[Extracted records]
*****

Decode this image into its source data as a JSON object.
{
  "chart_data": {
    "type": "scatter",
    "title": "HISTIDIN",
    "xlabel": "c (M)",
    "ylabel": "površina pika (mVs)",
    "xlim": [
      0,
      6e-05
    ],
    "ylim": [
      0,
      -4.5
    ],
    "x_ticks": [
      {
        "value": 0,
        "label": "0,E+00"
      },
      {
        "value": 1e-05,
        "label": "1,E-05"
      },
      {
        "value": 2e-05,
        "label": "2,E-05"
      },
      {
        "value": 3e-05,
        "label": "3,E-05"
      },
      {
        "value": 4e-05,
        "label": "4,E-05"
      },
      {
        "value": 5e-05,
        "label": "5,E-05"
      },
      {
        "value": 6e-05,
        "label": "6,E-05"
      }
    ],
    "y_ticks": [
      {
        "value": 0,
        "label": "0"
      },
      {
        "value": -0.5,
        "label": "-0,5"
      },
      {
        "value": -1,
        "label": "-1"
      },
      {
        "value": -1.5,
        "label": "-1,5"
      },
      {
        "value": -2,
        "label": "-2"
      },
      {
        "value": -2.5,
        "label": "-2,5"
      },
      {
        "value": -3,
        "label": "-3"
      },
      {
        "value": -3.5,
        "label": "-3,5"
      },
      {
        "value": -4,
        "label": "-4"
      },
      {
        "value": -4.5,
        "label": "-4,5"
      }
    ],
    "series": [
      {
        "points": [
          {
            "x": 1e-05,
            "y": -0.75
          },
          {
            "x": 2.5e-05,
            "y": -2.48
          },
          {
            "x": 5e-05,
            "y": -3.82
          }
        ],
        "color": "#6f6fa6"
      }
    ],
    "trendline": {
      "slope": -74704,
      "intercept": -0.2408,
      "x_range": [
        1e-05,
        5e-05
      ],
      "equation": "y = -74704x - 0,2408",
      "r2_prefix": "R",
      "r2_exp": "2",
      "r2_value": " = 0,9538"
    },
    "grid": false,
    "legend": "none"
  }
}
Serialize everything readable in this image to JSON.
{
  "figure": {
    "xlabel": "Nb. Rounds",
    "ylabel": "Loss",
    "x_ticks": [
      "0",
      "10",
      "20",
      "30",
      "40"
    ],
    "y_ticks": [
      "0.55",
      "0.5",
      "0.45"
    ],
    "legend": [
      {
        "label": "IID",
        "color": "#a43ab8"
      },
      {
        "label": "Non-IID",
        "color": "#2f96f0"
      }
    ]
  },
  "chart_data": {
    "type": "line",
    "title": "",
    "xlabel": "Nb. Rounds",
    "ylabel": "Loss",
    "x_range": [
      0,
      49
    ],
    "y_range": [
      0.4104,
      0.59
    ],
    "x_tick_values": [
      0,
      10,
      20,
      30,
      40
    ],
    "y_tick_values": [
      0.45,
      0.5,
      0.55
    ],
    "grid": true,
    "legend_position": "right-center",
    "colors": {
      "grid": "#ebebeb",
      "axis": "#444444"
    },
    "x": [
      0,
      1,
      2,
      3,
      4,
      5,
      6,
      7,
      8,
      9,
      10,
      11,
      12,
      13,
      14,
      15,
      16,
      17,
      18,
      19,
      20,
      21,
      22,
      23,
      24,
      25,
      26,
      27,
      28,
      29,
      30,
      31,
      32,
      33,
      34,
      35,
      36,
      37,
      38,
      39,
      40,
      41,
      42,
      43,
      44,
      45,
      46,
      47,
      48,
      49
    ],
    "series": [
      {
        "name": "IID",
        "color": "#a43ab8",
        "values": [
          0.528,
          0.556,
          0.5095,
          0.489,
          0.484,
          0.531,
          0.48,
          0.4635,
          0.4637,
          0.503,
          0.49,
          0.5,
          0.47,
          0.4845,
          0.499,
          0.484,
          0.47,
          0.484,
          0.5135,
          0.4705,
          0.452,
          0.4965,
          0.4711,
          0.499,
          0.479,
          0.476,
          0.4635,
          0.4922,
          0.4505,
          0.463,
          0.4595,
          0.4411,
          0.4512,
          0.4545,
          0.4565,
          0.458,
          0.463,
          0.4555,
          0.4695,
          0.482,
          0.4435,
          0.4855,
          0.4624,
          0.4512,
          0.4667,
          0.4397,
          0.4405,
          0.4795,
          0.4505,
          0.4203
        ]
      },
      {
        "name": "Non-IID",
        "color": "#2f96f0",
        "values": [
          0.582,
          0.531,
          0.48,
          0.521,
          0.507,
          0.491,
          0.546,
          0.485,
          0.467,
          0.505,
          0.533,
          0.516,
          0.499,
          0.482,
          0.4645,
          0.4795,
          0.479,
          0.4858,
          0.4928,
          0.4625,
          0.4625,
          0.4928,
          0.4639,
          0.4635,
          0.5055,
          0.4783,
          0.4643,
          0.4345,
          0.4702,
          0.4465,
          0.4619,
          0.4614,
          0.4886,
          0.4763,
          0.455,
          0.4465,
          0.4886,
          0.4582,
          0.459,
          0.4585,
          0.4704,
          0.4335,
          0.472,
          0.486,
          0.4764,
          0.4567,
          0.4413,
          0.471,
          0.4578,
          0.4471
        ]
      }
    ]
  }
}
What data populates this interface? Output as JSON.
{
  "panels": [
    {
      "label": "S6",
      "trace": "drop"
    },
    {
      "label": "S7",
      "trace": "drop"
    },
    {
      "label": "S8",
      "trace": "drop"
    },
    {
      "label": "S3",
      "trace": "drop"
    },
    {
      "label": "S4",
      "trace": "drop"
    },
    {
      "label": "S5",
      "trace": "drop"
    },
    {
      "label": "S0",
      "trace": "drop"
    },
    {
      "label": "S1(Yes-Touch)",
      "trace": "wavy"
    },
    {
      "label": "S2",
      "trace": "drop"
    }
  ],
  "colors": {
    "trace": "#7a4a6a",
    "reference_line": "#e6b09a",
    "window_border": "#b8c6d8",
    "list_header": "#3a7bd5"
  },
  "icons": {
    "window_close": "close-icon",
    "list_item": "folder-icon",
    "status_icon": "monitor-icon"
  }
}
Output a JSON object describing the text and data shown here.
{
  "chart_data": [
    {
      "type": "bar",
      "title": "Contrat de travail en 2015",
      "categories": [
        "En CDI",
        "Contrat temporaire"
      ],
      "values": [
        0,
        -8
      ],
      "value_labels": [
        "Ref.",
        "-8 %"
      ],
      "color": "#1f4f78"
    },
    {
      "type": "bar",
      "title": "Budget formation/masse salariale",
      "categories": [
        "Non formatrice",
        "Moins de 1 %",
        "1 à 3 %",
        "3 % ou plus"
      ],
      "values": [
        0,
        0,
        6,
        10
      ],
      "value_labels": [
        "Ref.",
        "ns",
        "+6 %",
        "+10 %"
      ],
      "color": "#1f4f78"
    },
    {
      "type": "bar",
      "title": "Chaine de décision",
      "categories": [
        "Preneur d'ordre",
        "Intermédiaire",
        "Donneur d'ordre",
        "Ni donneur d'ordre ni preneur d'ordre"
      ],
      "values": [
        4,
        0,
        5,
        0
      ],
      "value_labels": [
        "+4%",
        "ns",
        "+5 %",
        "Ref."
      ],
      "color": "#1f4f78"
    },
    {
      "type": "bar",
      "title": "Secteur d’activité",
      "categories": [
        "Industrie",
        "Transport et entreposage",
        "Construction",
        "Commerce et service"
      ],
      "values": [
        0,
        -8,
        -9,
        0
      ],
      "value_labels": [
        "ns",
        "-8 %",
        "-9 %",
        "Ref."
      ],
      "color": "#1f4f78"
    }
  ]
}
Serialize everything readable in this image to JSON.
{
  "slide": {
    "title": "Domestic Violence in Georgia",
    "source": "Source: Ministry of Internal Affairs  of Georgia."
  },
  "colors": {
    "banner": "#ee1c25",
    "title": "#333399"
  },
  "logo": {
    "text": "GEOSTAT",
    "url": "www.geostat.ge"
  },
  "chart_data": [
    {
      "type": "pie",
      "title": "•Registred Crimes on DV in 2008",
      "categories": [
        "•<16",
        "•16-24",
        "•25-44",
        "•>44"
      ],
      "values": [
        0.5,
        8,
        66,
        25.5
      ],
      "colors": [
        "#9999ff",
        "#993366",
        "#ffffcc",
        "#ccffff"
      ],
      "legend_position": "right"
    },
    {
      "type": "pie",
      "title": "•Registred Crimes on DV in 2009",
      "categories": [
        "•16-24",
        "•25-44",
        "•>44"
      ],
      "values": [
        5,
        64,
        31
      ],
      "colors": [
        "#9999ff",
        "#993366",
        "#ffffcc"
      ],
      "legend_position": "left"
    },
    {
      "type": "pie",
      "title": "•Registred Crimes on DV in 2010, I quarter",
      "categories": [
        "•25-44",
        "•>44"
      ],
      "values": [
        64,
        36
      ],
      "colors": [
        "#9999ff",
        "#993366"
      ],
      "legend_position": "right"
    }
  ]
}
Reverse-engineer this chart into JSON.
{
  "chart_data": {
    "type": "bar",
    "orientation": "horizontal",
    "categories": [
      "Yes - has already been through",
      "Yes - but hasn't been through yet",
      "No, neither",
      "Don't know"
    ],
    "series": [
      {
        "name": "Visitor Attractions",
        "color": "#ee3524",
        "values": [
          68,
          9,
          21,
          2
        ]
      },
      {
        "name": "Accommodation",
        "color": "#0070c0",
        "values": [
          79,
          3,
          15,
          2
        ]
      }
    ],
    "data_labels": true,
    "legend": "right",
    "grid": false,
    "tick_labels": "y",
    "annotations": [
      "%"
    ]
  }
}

*****

_Exercise:_ Filter the entries down to the lines containing "grid". Copy each of those lines.

_Complete answer:_
    "grid": false,
    "grid": true,
      "grid": "#ebebeb",
    "grid": false,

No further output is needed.